==== DATA SECTION

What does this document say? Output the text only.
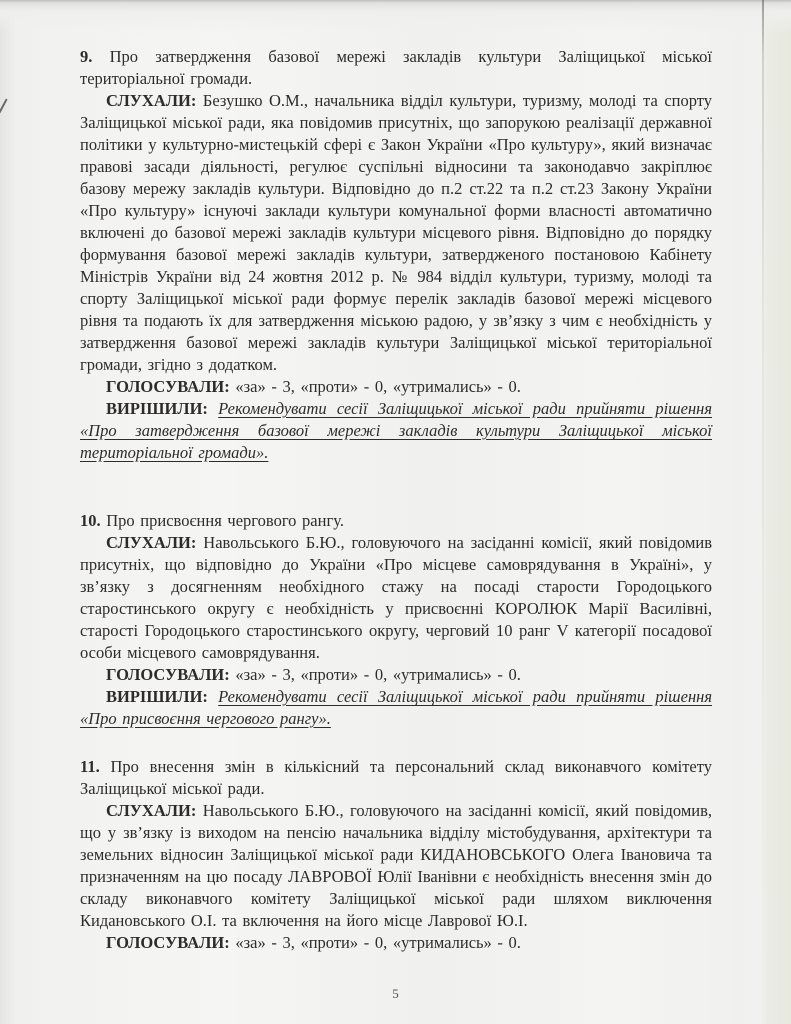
9. Про затвердження базової мережі закладів культури Заліщицької міської територіальної громади.

СЛУХАЛИ: Безушко О.М., начальника відділ культури, туризму, молоді та спорту Заліщицької міської ради, яка повідомив присутніх, що запорукою реалізації державної політики у культурно-мистецькій сфері є Закон України «Про культуру», який визначає правові засади діяльності, регулює суспільні відносини та законодавчо закріплює базову мережу закладів культури. Відповідно до п.2 ст.22 та п.2 ст.23 Закону України «Про культуру» існуючі заклади культури комунальної форми власності автоматично включені до базової мережі закладів культури місцевого рівня. Відповідно до порядку формування базової мережі закладів культури, затвердженого постановою Кабінету Міністрів України від 24 жовтня 2012 р. № 984 відділ культури, туризму, молоді та спорту Заліщицької міської ради формує перелік закладів базової мережі місцевого рівня та подають їх для затвердження міською радою, у зв’язку з чим є необхідність у затвердження базової мережі закладів культури Заліщицької міської територіальної громади, згідно з додатком.

ГОЛОСУВАЛИ: «за» - 3, «проти» - 0, «утримались» - 0.

ВИРІШИЛИ: Рекомендувати сесії Заліщицької міської ради прийняти рішення «Про затвердження базової мережі закладів культури Заліщицької міської територіальної громади».

10. Про присвоєння чергового рангу.

СЛУХАЛИ: Навольського Б.Ю., головуючого на засіданні комісії, який повідомив присутніх, що відповідно до України «Про місцеве самоврядування в Україні», у зв’язку з досягненням необхідного стажу на посаді старости Городоцького старостинського округу є необхідність у присвоєнні КОРОЛЮК Марії Василівні, старості Городоцького старостинського округу, черговий 10 ранг V категорії посадової особи місцевого самоврядування.

ГОЛОСУВАЛИ: «за» - 3, «проти» - 0, «утримались» - 0.

ВИРІШИЛИ: Рекомендувати сесії Заліщицької міської ради прийняти рішення «Про присвоєння чергового рангу».

11. Про внесення змін в кількісний та персональний склад виконавчого комітету Заліщицької міської ради.

СЛУХАЛИ: Навольського Б.Ю., головуючого на засіданні комісії, який повідомив, що у зв’язку із виходом на пенсію начальника відділу містобудування, архітектури та земельних відносин Заліщицької міської ради КИДАНОВСЬКОГО Олега Івановича та призначенням на цю посаду ЛАВРОВОЇ Юлії Іванівни є необхідність внесення змін до складу виконавчого комітету Заліщицької міської ради шляхом виключення Кидановського О.І. та включення на його місце Лаврової Ю.І.

ГОЛОСУВАЛИ: «за» - 3, «проти» - 0, «утримались» - 0.

5
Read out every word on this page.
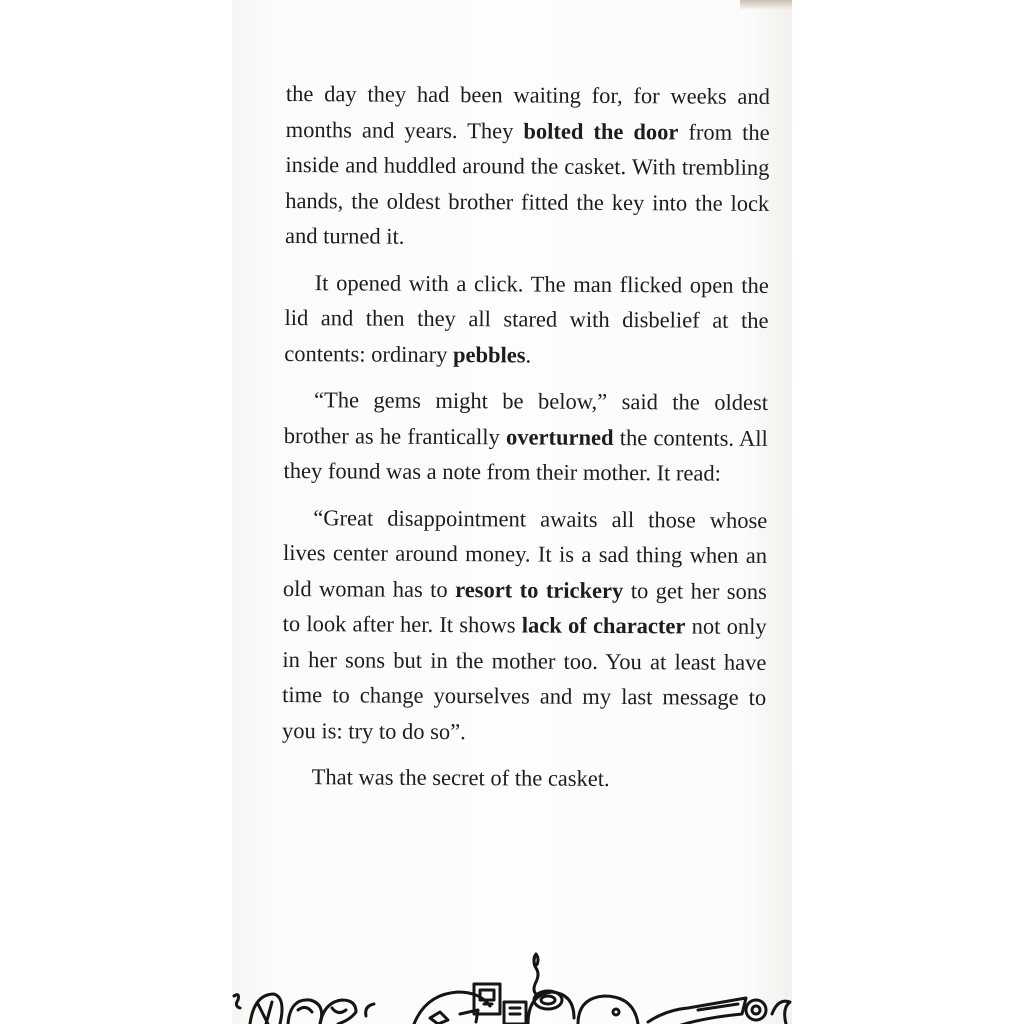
the day they had been waiting for, for weeks and months and years. They bolted the door from the inside and huddled around the casket. With trembling hands, the oldest brother fitted the key into the lock and turned it.

It opened with a click. The man flicked open the lid and then they all stared with disbelief at the contents: ordinary pebbles.

“The gems might be below,” said the oldest brother as he frantically overturned the contents. All they found was a note from their mother. It read:

“Great disappointment awaits all those whose lives center around money. It is a sad thing when an old woman has to resort to trickery to get her sons to look after her. It shows lack of character not only in her sons but in the mother too. You at least have time to change yourselves and my last message to you is: try to do so”.

That was the secret of the casket.
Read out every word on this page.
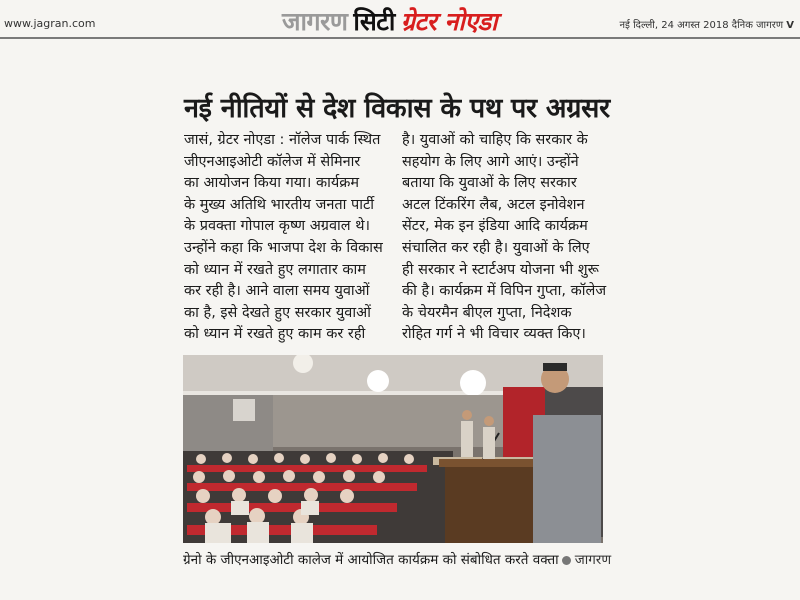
www.jagran.com	जागरण सिटी ग्रेटर नोएडा	नई दिल्ली, 24 अगस्त 2018 दैनिक जागरण V
नई नीतियों से देश विकास के पथ पर अग्रसर

जासं, ग्रेटर नोएडा : नॉलेज पार्क स्थित

जीएनआइओटी कॉलेज में सेमिनार

का आयोजन किया गया। कार्यक्रम

के मुख्य अतिथि भारतीय जनता पार्टी

के प्रवक्ता गोपाल कृष्ण अग्रवाल थे।

उन्होंने कहा कि भाजपा देश के विकास

को ध्यान में रखते हुए लगातार काम

कर रही है। आने वाला समय युवाओं

का है, इसे देखते हुए सरकार युवाओं

को ध्यान में रखते हुए काम कर रही

है। युवाओं को चाहिए कि सरकार के

सहयोग के लिए आगे आएं। उन्होंने

बताया कि युवाओं के लिए सरकार

अटल टिंकरिंग लैब, अटल इनोवेशन

सेंटर, मेक इन इंडिया आदि कार्यक्रम

संचालित कर रही है। युवाओं के लिए

ही सरकार ने स्टार्टअप योजना भी शुरू

की है। कार्यक्रम में विपिन गुप्ता, कॉलेज

के चेयरमैन बीएल गुप्ता, निदेशक

रोहित गर्ग ने भी विचार व्यक्त किए।

ग्रेनो के जीएनआइओटी कालेज में आयोजित कार्यक्रम को संबोधित करते वक्ता जागरण
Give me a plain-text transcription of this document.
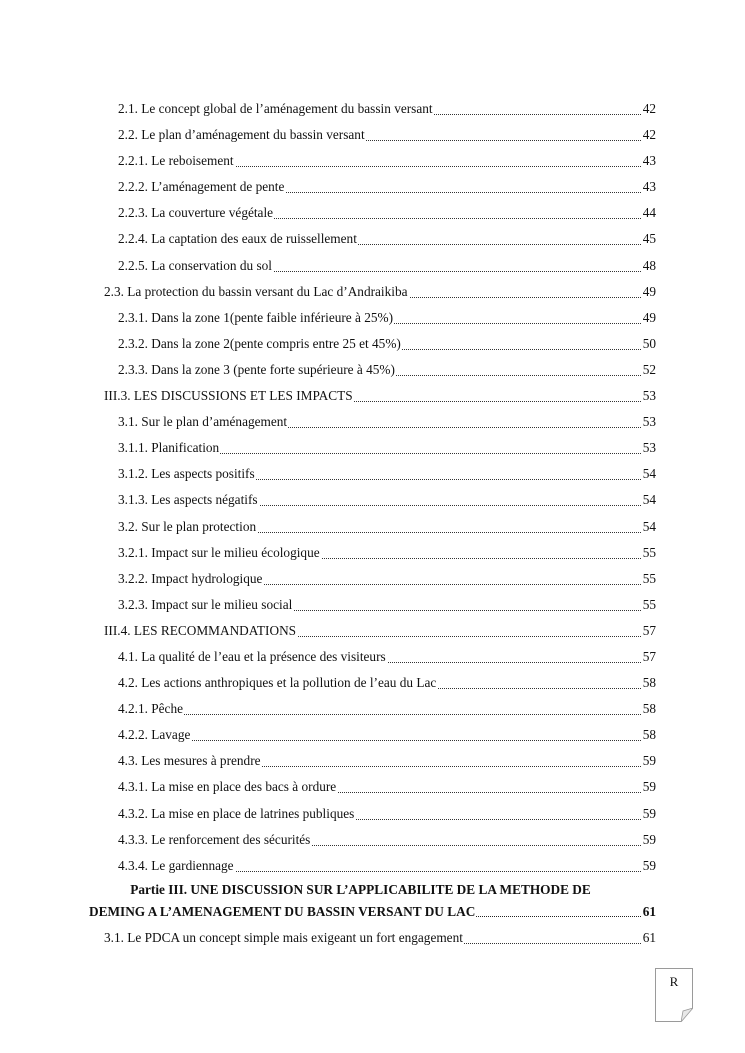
2.1. Le concept global de l’aménagement du bassin versant	42
2.2. Le plan d’aménagement du bassin versant	42
2.2.1. Le reboisement	43
2.2.2. L’aménagement de pente	43
2.2.3. La couverture végétale	44
2.2.4. La captation des eaux de ruissellement	45
2.2.5. La conservation du sol	48
2.3. La protection du bassin versant du Lac d’Andraikiba	49
2.3.1. Dans la zone 1(pente faible inférieure à 25%)	49
2.3.2. Dans la zone 2(pente compris entre 25 et 45%)	50
2.3.3. Dans la zone 3 (pente forte supérieure à 45%)	52
III.3. LES DISCUSSIONS ET LES IMPACTS	53
3.1. Sur le plan d’aménagement	53
3.1.1. Planification	53
3.1.2. Les aspects positifs	54
3.1.3. Les aspects négatifs	54
3.2. Sur le plan protection	54
3.2.1. Impact sur le milieu écologique	55
3.2.2. Impact hydrologique	55
3.2.3. Impact sur le milieu social	55
III.4. LES RECOMMANDATIONS	57
4.1. La qualité de l’eau et la présence des visiteurs	57
4.2. Les actions anthropiques et la pollution de l’eau du Lac	58
4.2.1. Pêche	58
4.2.2. Lavage	58
4.3. Les mesures à prendre	59
4.3.1. La mise en place des bacs à ordure	59
4.3.2. La mise en place de latrines publiques	59
4.3.3. Le renforcement des sécurités	59
4.3.4. Le gardiennage	59
Partie III. UNE DISCUSSION SUR L’APPLICABILITE DE LA METHODE DE
DEMING A L’AMENAGEMENT DU BASSIN VERSANT DU LAC	61
3.1. Le PDCA un concept simple mais exigeant un fort engagement	61
R
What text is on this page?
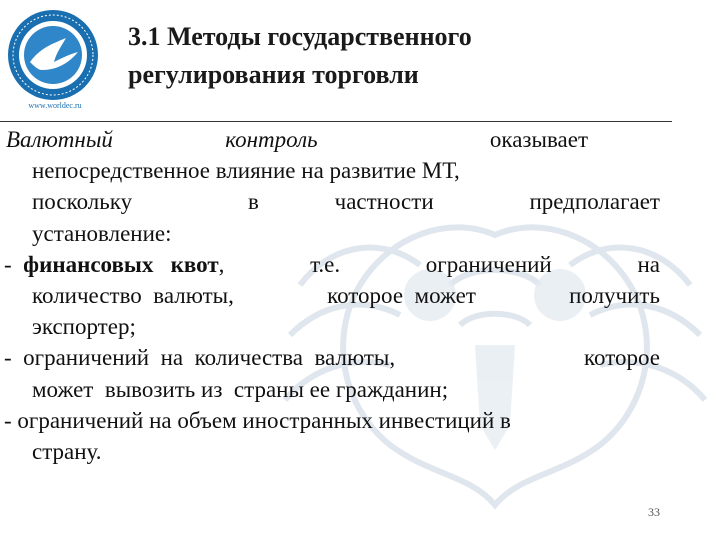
www.worldec.ru
3.1 Методы государственного
регулирования торговли
Валютный	контроль	оказывает
непосредственное влияние на развитие МТ,
поскольку	в	частности	предполагает
установление:
- финансовых   квот,	т.е.	ограничений	на
количество  валюты,	которое  может	получить
экспортер;
-  ограничений  на  количества  валюты,	которое
может  вывозить из  страны ее гражданин;
- ограничений на объем иностранных инвестиций в
страну.
33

========

| YOUR TASK |
Look through the data and gather every line with the string "protection" in it.

| WRITTEN SOLUTION |
2.3. La protection du bassin versant du Lac d’Andraikiba	49
3.2. Sur le plan protection	54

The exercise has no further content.